What you should do:
Review the material and extract every line in which the word "който" occurs.

Records from a dataset:
□ □ □ □ □ □ □

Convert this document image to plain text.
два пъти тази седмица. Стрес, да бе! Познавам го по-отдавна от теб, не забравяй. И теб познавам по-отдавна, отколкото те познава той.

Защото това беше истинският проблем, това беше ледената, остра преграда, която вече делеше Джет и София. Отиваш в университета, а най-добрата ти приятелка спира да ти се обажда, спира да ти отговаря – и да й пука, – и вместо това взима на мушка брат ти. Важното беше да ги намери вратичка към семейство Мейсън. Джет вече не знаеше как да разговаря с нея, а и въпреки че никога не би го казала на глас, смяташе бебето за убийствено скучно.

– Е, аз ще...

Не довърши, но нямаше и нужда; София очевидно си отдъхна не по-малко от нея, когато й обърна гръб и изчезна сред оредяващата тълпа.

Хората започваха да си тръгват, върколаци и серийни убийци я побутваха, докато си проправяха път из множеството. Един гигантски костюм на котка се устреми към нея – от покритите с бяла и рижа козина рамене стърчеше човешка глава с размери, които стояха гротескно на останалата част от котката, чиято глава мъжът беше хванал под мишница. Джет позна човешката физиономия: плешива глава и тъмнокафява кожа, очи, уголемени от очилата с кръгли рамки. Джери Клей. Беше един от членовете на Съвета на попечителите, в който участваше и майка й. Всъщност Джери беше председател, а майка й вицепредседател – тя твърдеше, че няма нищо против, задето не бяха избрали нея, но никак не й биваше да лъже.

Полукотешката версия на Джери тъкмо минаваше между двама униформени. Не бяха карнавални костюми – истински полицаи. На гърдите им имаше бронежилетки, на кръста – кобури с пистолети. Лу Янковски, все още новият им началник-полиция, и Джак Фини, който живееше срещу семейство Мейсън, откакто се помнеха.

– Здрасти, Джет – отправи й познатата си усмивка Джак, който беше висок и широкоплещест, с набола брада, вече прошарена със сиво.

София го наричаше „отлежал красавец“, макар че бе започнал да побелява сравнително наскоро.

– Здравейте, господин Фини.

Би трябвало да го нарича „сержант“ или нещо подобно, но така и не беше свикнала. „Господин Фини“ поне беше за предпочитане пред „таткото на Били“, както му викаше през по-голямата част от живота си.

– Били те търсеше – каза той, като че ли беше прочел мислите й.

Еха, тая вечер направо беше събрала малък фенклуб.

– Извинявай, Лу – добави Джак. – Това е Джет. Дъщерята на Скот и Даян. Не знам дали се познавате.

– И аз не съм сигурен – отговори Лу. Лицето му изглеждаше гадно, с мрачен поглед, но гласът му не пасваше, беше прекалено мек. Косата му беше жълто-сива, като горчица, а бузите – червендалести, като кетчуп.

□ □ □ □ □ □ □

Finished exercise:
Хората започваха да си тръгват, върколаци и серийни убийци я побутваха, докато си проправяха път из множеството. Един гигантски костюм на котка се устреми към нея – от покритите с бяла и рижа козина рамене стърчеше човешка глава с размери, които стояха гротескно на останалата част от котката, чиято глава мъжът беше хванал под мишница. Джет позна човешката физиономия: плешива глава и тъмнокафява кожа, очи, уголемени от очилата с кръгли рамки. Джери Клей. Беше един от членовете на Съвета на попечителите, в който участваше и майка й. Всъщност Джери беше председател, а майка й вицепредседател – тя твърдеше, че няма нищо против, задето не бяха избрали нея, но никак не й биваше да лъже.
Полукотешката версия на Джери тъкмо минаваше между двама униформени. Не бяха карнавални костюми – истински полицаи. На гърдите им имаше бронежилетки, на кръста – кобури с пистолети. Лу Янковски, все още новият им началник-полиция, и Джак Фини, който живееше срещу семейство Мейсън, откакто се помнеха.
– Здрасти, Джет – отправи й познатата си усмивка Джак, който беше висок и широкоплещест, с набола брада, вече прошарена със сиво.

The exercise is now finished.